**The data**
::::

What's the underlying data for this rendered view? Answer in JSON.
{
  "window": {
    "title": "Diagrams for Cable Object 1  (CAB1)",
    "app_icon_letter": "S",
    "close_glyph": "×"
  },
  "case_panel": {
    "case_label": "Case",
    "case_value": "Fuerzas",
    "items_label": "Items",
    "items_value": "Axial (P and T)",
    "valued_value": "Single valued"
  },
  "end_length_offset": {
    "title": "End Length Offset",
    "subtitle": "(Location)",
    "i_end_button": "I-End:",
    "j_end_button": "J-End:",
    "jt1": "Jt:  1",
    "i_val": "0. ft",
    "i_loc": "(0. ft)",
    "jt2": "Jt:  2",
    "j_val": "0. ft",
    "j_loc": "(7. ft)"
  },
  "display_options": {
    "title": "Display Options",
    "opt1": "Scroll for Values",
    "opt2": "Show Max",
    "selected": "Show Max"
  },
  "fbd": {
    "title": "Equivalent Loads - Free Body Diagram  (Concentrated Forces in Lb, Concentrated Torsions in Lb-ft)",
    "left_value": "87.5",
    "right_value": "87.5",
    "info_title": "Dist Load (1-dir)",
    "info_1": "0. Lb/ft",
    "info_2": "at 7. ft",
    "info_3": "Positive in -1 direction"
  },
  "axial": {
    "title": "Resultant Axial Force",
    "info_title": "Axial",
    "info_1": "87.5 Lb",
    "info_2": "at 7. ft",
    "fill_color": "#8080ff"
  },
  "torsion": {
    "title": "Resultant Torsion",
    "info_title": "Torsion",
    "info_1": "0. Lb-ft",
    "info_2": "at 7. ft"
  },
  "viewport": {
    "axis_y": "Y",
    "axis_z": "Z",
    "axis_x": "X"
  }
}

::::

**Short task**
Give the count of lines containing "Resultant", with no added text.

**Solution to the problem**
2